Begin
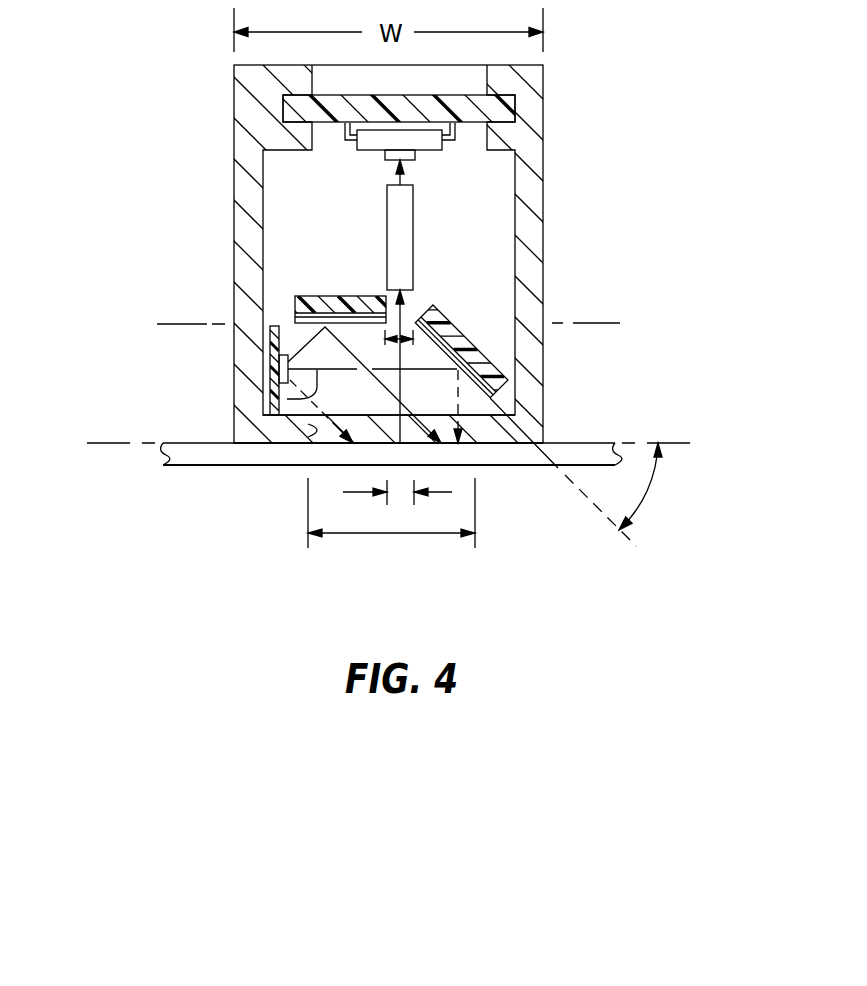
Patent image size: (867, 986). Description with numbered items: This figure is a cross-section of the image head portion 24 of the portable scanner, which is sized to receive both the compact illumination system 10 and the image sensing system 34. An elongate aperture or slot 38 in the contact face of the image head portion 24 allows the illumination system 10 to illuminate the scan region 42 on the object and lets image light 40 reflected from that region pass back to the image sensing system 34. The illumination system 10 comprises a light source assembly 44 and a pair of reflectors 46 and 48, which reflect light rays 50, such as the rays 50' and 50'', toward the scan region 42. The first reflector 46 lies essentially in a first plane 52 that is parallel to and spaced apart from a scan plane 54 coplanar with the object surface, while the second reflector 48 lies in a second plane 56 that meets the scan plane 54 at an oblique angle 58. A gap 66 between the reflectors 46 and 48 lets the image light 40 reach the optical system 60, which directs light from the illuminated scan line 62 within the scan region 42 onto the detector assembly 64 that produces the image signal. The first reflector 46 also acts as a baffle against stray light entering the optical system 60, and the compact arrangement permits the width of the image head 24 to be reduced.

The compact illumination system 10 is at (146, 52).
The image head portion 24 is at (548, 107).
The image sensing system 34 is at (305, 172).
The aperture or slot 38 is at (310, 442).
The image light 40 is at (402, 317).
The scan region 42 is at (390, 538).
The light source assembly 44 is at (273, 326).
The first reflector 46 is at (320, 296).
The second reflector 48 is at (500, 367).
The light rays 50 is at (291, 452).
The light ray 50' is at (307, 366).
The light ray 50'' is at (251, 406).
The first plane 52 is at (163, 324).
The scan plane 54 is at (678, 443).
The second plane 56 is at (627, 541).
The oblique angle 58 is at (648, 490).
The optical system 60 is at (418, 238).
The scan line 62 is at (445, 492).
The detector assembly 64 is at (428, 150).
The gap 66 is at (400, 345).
End
Arrange the listing above as a numbered list, from its start through the line containing "The scan plane 54 is at (678, 443).", inclusive. Leave out blank lines and the picture.

* [EXERCISE RESPONSE]
1. Patent image size: (867, 986). Description with numbered items: This figure is a cross-section of the image head portion 24 of the portable scanner, which is sized to receive both the compact illumination system 10 and the image sensing system 34. An elongate aperture or slot 38 in the contact face of the image head portion 24 allows the illumination system 10 to illuminate the scan region 42 on the object and lets image light 40 reflected from that region pass back to the image sensing system 34. The illumination system 10 comprises a light source assembly 44 and a pair of reflectors 46 and 48, which reflect light rays 50, such as the rays 50' and 50'', toward the scan region 42. The first reflector 46 lies essentially in a first plane 52 that is parallel to and spaced apart from a scan plane 54 coplanar with the object surface, while the second reflector 48 lies in a second plane 56 that meets the scan plane 54 at an oblique angle 58. A gap 66 between the reflectors 46 and 48 lets the image light 40 reach the optical system 60, which directs light from the illuminated scan line 62 within the scan region 42 onto the detector assembly 64 that produces the image signal. The first reflector 46 also acts as a baffle against stray light entering the optical system 60, and the compact arrangement permits the width of the image head 24 to be reduced.
2. The compact illumination system 10 is at (146, 52).
3. The image head portion 24 is at (548, 107).
4. The image sensing system 34 is at (305, 172).
5. The aperture or slot 38 is at (310, 442).
6. The image light 40 is at (402, 317).
7. The scan region 42 is at (390, 538).
8. The light source assembly 44 is at (273, 326).
9. The first reflector 46 is at (320, 296).
10. The second reflector 48 is at (500, 367).
11. The light rays 50 is at (291, 452).
12. The light ray 50' is at (307, 366).
13. The light ray 50'' is at (251, 406).
14. The first plane 52 is at (163, 324).
15. The scan plane 54 is at (678, 443).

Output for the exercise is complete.